[Extracted data entries]
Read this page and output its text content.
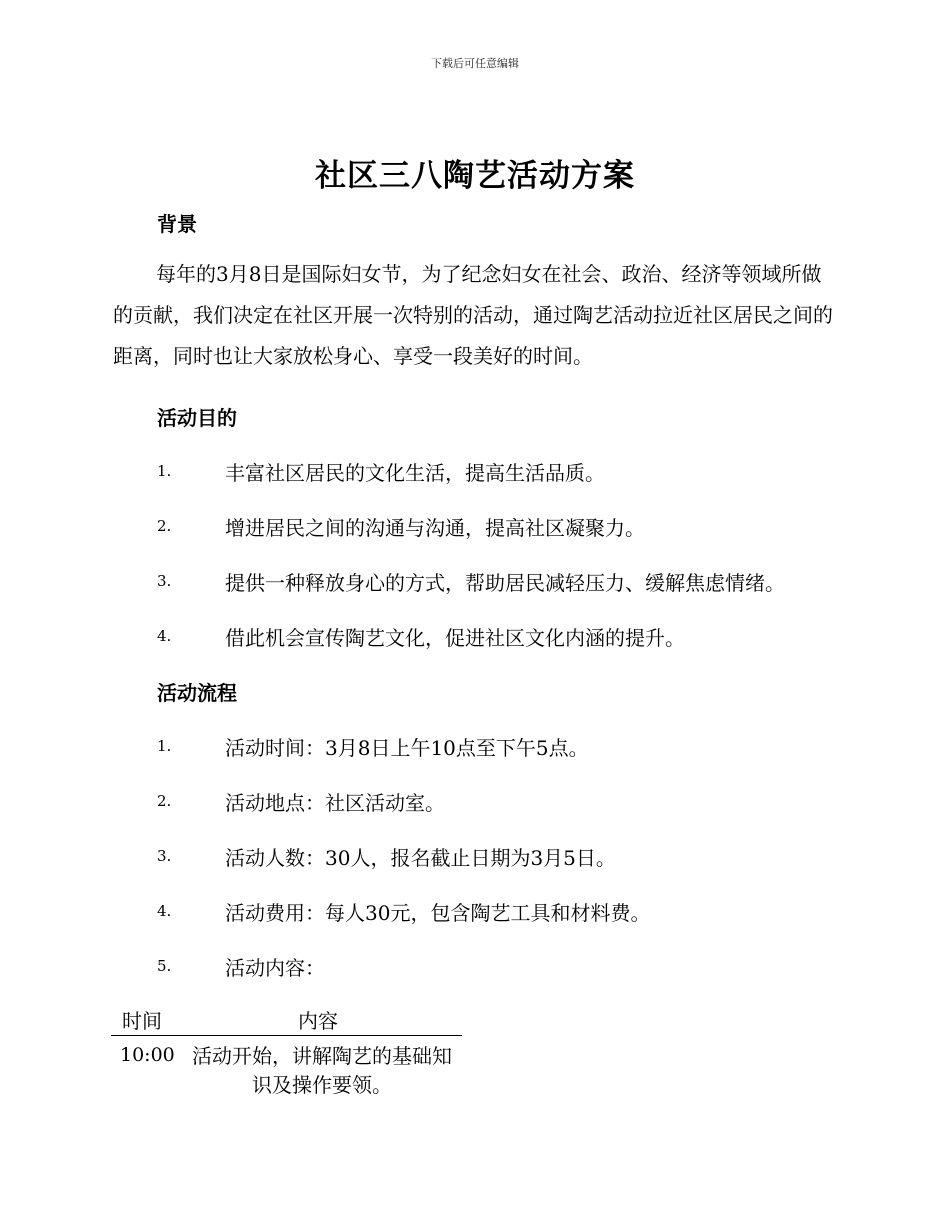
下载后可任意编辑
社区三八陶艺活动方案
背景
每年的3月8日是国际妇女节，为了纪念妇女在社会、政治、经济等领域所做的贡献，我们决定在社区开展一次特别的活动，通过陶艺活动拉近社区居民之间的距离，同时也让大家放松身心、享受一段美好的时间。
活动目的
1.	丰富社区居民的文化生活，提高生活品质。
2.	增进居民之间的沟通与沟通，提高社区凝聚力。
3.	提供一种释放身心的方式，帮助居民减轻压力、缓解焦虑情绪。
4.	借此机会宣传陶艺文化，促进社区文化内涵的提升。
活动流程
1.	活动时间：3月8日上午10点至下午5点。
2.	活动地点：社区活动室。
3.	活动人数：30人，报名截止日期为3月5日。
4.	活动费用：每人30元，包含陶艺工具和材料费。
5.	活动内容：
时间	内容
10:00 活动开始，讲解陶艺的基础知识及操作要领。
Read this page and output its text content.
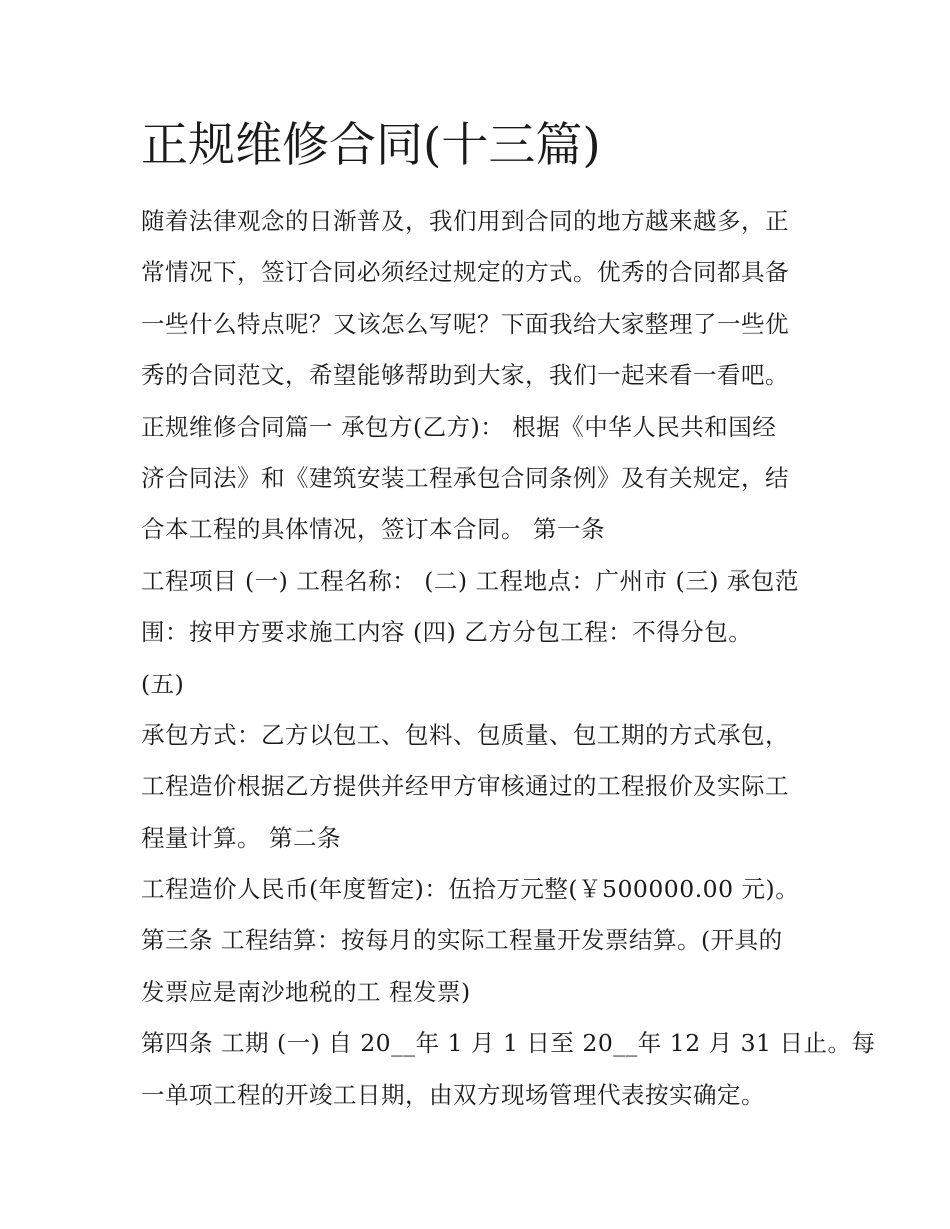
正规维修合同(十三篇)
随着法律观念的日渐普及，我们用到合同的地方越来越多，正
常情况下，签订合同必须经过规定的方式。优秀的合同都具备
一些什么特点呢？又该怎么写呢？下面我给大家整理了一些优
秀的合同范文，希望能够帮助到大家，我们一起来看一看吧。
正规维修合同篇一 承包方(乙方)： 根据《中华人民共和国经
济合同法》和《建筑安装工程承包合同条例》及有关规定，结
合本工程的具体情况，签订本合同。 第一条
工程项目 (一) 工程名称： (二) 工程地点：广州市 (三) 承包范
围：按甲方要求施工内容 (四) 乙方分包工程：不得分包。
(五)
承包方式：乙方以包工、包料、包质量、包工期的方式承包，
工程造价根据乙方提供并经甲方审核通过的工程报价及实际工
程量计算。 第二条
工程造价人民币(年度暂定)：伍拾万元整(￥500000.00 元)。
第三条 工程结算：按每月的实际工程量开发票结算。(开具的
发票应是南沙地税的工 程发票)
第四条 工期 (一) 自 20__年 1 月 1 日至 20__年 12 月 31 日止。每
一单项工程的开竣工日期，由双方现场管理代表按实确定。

• WORK TO COMPLETE: In the copy, include all records verbatim but no images.

• RESULT OF THIS EXERCISE:
Read this page and output its text content.
下载后可任意编辑
社区三八陶艺活动方案
背景
每年的3月8日是国际妇女节，为了纪念妇女在社会、政治、经济等领域所做的贡献，我们决定在社区开展一次特别的活动，通过陶艺活动拉近社区居民之间的距离，同时也让大家放松身心、享受一段美好的时间。
活动目的
1.	丰富社区居民的文化生活，提高生活品质。
2.	增进居民之间的沟通与沟通，提高社区凝聚力。
3.	提供一种释放身心的方式，帮助居民减轻压力、缓解焦虑情绪。
4.	借此机会宣传陶艺文化，促进社区文化内涵的提升。
活动流程
1.	活动时间：3月8日上午10点至下午5点。
2.	活动地点：社区活动室。
3.	活动人数：30人，报名截止日期为3月5日。
4.	活动费用：每人30元，包含陶艺工具和材料费。
5.	活动内容：
时间	内容
10:00 活动开始，讲解陶艺的基础知识及操作要领。
Read this page and output its text content.
正规维修合同(十三篇)
随着法律观念的日渐普及，我们用到合同的地方越来越多，正
常情况下，签订合同必须经过规定的方式。优秀的合同都具备
一些什么特点呢？又该怎么写呢？下面我给大家整理了一些优
秀的合同范文，希望能够帮助到大家，我们一起来看一看吧。
正规维修合同篇一 承包方(乙方)： 根据《中华人民共和国经
济合同法》和《建筑安装工程承包合同条例》及有关规定，结
合本工程的具体情况，签订本合同。 第一条
工程项目 (一) 工程名称： (二) 工程地点：广州市 (三) 承包范
围：按甲方要求施工内容 (四) 乙方分包工程：不得分包。
(五)
承包方式：乙方以包工、包料、包质量、包工期的方式承包，
工程造价根据乙方提供并经甲方审核通过的工程报价及实际工
程量计算。 第二条
工程造价人民币(年度暂定)：伍拾万元整(￥500000.00 元)。
第三条 工程结算：按每月的实际工程量开发票结算。(开具的
发票应是南沙地税的工 程发票)
第四条 工期 (一) 自 20__年 1 月 1 日至 20__年 12 月 31 日止。每
一单项工程的开竣工日期，由双方现场管理代表按实确定。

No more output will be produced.